State how many lines in the entries below contain the string "workout". Reply with the number alone.

Stored entries:

------

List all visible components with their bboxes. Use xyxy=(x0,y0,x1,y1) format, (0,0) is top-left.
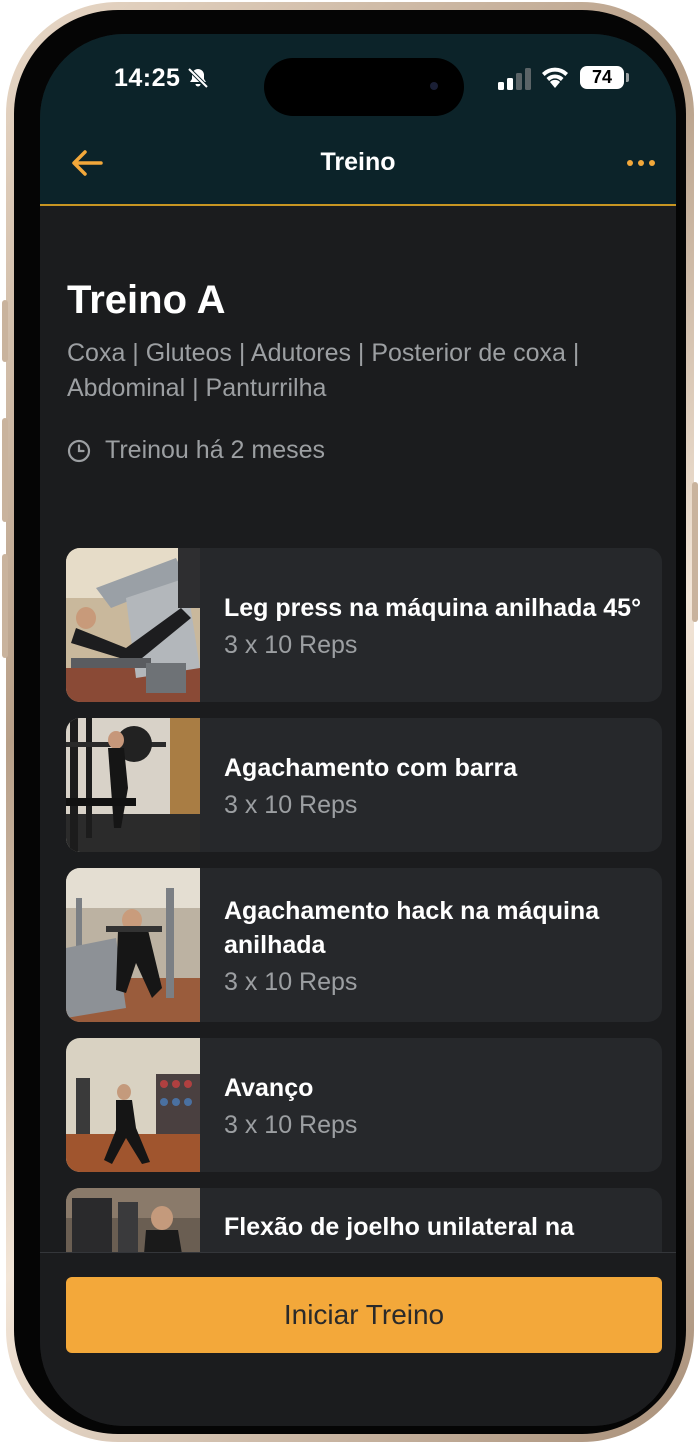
exercise-reps: 3 x 10 Reps xyxy=(224,1110,358,1139)
workout-title: Treino A xyxy=(67,278,226,322)
exercise-reps: 3 x 10 Reps xyxy=(224,967,358,996)
battery-tip xyxy=(626,73,629,82)
exercise-name: Leg press na máquina anilhada 45° xyxy=(224,593,642,622)
exercise-reps: 3 x 10 Reps xyxy=(224,630,358,659)
last-trained: Treinou há 2 meses xyxy=(67,436,325,465)
bottom-action-bar: Iniciar Treino xyxy=(40,1252,676,1426)
exercise-info: Leg press na máquina anilhada 45° 3 x 10… xyxy=(224,548,642,702)
exercise-name: Agachamento com barra xyxy=(224,753,518,782)
volume-down-button xyxy=(2,554,8,658)
more-options-icon[interactable] xyxy=(624,150,658,176)
exercise-thumbnail xyxy=(66,1038,200,1172)
header: 14:25 74 Treino xyxy=(40,34,676,206)
exercise-name: Flexão de joelho unilateral na xyxy=(224,1213,575,1241)
phone-bezel: 14:25 74 Treino Treino A Coxa | Gluteos … xyxy=(14,10,686,1434)
exercise-card-flexao-joelho[interactable]: Flexão de joelho unilateral na xyxy=(66,1188,662,1254)
exercise-info: Flexão de joelho unilateral na xyxy=(224,1188,642,1254)
camera-dot xyxy=(430,82,438,90)
clock-icon xyxy=(67,439,91,462)
status-time: 14:25 xyxy=(114,64,181,92)
exercise-reps: 3 x 10 Reps xyxy=(224,790,358,819)
exercise-card-avanco[interactable]: Avanço 3 x 10 Reps xyxy=(66,1038,662,1172)
exercise-name: Avanço xyxy=(224,1073,314,1102)
muscle-groups: Coxa | Gluteos | Adutores | Posterior de… xyxy=(67,339,580,402)
volume-up-button xyxy=(2,418,8,522)
last-trained-text: Treinou há 2 meses xyxy=(105,436,326,464)
cellular-signal-icon xyxy=(498,68,532,95)
exercise-card-agachamento-hack[interactable]: Agachamento hack na máquina anilhada 3 x… xyxy=(66,868,662,1022)
exercise-thumbnail xyxy=(66,1188,200,1254)
app-screen: 14:25 74 Treino Treino A Coxa | Gluteos … xyxy=(40,34,676,1426)
exercise-thumbnail xyxy=(66,548,200,702)
dynamic-island xyxy=(264,58,464,116)
wifi-icon xyxy=(540,64,570,93)
exercise-info: Avanço 3 x 10 Reps xyxy=(224,1038,642,1172)
exercise-thumbnail xyxy=(66,868,200,1022)
exercise-name: Agachamento hack na máquina anilhada xyxy=(224,896,600,959)
bell-slash-icon xyxy=(186,66,210,95)
exercise-card-agachamento[interactable]: Agachamento com barra 3 x 10 Reps xyxy=(66,718,662,852)
battery-indicator: 74 xyxy=(580,66,624,89)
nav-title: Treino xyxy=(320,148,396,176)
exercise-info: Agachamento hack na máquina anilhada 3 x… xyxy=(224,868,642,1022)
action-button xyxy=(2,300,8,362)
exercise-card-leg-press[interactable]: Leg press na máquina anilhada 45° 3 x 10… xyxy=(66,548,662,702)
exercise-list: Leg press na máquina anilhada 45° 3 x 10… xyxy=(66,548,662,1254)
power-button xyxy=(692,482,698,622)
phone-frame: 14:25 74 Treino Treino A Coxa | Gluteos … xyxy=(2,2,698,1442)
start-workout-button[interactable]: Iniciar Treino xyxy=(66,1277,662,1353)
exercise-thumbnail xyxy=(66,718,200,852)
exercise-info: Agachamento com barra 3 x 10 Reps xyxy=(224,718,642,852)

------

> _Answer_
2